-- REQUIRED TASK --
Rewrite the rows from the start through the line containing "paragraph-text: There were", substituting "lead-text" for "paragraph-lead" and leaving everything else unchanged.

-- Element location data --
━━━━
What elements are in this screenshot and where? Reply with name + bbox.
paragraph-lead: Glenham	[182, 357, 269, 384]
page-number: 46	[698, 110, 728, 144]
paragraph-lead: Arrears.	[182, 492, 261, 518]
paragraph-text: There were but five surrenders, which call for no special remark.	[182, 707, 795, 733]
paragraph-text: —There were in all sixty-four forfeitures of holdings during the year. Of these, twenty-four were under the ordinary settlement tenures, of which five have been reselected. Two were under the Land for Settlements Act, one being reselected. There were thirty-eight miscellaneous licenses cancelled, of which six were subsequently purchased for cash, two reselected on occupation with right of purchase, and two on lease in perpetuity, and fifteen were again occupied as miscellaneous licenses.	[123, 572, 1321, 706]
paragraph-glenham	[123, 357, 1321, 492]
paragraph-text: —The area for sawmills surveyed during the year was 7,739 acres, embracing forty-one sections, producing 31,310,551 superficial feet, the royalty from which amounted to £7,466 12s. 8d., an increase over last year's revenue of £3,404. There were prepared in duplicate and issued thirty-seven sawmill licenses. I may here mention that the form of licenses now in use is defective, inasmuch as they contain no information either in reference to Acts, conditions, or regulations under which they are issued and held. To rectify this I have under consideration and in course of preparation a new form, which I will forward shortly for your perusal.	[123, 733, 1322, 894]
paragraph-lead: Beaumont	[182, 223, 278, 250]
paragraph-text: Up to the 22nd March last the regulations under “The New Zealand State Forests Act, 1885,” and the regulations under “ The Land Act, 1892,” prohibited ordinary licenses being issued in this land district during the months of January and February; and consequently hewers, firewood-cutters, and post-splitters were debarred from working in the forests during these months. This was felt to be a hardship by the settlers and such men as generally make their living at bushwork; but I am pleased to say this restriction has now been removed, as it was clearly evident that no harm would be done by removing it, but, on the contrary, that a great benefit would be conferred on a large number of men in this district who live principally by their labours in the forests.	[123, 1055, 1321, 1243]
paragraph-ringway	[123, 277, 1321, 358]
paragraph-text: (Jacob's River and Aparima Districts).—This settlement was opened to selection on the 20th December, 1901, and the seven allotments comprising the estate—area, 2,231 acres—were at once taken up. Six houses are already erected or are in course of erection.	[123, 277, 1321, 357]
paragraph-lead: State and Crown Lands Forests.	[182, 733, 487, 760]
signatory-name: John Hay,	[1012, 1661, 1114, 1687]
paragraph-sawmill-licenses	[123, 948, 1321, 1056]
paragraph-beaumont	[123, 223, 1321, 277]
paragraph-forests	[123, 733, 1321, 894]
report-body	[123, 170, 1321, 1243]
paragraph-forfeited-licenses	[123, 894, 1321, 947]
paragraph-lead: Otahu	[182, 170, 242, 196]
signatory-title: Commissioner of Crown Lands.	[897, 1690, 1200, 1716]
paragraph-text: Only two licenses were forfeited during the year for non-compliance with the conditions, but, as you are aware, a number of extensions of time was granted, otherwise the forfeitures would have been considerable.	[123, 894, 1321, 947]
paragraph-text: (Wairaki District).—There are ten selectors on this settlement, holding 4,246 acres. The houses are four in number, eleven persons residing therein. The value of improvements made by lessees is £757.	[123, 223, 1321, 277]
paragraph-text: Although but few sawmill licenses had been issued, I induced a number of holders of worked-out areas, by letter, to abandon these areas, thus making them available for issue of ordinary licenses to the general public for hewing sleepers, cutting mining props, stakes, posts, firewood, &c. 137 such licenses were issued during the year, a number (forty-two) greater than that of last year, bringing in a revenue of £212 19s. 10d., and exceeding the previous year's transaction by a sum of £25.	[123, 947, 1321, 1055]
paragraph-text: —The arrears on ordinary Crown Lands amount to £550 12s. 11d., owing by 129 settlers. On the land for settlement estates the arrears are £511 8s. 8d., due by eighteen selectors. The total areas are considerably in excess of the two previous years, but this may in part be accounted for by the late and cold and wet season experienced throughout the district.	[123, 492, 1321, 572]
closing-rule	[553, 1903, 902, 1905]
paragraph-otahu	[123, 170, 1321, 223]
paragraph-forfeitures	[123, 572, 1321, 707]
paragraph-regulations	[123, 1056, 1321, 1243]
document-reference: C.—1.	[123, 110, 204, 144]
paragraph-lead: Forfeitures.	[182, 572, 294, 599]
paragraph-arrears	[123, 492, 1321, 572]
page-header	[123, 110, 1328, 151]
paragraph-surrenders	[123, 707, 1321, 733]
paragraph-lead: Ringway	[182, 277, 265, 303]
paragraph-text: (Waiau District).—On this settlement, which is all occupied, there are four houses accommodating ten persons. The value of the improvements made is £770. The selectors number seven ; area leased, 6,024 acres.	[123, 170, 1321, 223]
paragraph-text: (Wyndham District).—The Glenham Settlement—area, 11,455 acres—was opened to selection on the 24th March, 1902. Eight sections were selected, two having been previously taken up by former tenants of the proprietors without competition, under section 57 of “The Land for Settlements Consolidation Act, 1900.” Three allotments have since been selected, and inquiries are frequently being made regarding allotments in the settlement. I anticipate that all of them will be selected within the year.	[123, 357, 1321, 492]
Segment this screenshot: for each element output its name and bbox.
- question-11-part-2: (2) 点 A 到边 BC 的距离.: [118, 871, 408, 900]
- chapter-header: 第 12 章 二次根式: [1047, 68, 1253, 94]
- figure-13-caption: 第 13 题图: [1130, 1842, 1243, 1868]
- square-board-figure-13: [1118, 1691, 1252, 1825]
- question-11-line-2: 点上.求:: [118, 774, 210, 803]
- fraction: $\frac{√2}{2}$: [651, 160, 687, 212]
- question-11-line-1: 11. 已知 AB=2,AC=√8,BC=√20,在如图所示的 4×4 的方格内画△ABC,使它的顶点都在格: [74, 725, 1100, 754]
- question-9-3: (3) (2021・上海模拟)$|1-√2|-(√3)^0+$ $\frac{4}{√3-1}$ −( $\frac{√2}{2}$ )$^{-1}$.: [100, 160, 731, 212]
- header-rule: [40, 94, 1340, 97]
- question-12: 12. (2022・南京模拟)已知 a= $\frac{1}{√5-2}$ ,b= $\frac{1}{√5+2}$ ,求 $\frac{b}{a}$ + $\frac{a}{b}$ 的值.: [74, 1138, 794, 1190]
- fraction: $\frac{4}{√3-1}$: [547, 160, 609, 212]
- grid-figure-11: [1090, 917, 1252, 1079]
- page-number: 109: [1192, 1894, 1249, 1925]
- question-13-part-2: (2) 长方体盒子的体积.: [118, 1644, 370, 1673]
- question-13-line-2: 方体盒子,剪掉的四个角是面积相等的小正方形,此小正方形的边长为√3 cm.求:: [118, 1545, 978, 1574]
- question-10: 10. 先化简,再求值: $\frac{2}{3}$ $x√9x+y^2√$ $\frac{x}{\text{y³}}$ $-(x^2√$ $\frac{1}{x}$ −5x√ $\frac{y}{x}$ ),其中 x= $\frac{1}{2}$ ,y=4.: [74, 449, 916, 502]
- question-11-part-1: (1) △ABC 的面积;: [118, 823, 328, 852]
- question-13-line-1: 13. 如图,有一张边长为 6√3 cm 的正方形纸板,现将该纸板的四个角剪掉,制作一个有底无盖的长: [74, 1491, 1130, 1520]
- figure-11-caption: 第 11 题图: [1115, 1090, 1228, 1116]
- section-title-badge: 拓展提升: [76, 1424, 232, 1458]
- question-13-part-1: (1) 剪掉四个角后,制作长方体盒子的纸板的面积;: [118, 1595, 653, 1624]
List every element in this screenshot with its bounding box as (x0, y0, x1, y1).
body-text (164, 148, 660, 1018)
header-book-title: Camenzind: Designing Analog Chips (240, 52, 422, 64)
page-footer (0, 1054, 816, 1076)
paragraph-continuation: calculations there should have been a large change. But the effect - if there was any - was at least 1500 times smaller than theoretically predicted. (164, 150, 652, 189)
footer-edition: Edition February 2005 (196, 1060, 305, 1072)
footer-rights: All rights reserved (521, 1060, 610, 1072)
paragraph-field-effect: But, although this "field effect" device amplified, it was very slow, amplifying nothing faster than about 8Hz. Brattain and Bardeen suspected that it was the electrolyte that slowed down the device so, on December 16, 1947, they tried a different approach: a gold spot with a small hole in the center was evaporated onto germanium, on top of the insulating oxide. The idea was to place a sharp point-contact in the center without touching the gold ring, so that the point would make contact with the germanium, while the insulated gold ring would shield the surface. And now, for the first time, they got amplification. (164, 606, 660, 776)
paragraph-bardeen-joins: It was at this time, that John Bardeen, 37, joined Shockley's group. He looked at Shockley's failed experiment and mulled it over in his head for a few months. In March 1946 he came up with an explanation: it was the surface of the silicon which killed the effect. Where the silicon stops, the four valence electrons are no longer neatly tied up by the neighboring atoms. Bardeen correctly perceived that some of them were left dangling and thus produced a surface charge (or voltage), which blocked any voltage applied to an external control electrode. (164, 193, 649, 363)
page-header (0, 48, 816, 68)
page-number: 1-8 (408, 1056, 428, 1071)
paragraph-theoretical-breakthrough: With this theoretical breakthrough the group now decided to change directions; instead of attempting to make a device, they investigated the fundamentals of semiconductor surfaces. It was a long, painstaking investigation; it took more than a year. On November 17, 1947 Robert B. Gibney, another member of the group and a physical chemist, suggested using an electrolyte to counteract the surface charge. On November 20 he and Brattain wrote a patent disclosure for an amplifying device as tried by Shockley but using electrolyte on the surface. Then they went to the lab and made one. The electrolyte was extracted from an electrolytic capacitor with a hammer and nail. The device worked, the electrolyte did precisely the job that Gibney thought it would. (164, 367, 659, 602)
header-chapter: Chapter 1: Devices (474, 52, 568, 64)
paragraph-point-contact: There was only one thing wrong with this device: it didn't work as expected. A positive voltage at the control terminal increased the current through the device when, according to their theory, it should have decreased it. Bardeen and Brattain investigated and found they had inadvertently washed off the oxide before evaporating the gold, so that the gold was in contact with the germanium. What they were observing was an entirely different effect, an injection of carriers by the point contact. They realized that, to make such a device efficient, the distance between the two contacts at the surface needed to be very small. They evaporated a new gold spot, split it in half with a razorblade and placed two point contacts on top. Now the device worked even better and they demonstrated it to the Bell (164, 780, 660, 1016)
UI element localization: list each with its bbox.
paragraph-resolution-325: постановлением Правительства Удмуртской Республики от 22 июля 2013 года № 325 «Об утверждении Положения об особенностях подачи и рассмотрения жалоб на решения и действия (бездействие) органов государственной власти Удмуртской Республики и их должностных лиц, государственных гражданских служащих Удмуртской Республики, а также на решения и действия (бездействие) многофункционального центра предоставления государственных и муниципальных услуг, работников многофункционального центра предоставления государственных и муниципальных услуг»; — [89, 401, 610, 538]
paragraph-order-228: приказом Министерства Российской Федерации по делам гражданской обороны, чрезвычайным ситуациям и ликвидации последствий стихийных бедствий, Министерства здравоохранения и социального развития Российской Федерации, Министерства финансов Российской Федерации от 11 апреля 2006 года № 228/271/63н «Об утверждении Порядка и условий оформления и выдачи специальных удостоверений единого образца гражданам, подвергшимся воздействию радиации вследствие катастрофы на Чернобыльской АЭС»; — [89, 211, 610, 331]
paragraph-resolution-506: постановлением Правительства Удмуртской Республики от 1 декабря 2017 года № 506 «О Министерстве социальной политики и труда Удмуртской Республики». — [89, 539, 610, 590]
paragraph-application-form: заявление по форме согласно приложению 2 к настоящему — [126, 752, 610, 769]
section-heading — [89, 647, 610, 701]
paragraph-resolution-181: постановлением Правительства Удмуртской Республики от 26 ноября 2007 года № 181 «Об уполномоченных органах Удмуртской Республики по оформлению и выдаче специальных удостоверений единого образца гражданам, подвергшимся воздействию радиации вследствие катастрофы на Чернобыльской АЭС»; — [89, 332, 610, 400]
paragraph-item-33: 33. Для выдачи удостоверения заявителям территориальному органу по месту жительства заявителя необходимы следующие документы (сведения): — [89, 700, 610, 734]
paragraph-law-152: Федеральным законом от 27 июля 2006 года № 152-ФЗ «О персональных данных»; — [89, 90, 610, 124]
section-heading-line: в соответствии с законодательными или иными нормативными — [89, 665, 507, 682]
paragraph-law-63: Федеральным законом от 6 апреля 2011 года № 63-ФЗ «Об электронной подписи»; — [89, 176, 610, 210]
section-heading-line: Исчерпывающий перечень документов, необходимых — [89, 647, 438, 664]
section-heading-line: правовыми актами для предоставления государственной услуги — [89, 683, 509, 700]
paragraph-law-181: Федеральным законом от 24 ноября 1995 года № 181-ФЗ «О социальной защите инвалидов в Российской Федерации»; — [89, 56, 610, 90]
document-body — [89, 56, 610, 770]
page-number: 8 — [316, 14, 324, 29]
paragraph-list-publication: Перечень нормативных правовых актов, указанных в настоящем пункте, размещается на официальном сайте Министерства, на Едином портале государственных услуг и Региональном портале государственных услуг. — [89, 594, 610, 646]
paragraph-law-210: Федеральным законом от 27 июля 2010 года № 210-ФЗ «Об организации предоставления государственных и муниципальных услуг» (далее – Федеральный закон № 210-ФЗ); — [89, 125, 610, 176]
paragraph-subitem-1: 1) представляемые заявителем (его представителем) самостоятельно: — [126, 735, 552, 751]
━━━━
-- RESULT OF THE EXERCISE --
What elements are in this screenshot and where? Reply with name + bbox.
lead-text: Glenham	[182, 357, 269, 384]
page-number: 46	[698, 110, 728, 144]
lead-text: Arrears.	[182, 492, 261, 518]
paragraph-text: There were but five surrenders, which call for no special remark.	[182, 707, 795, 733]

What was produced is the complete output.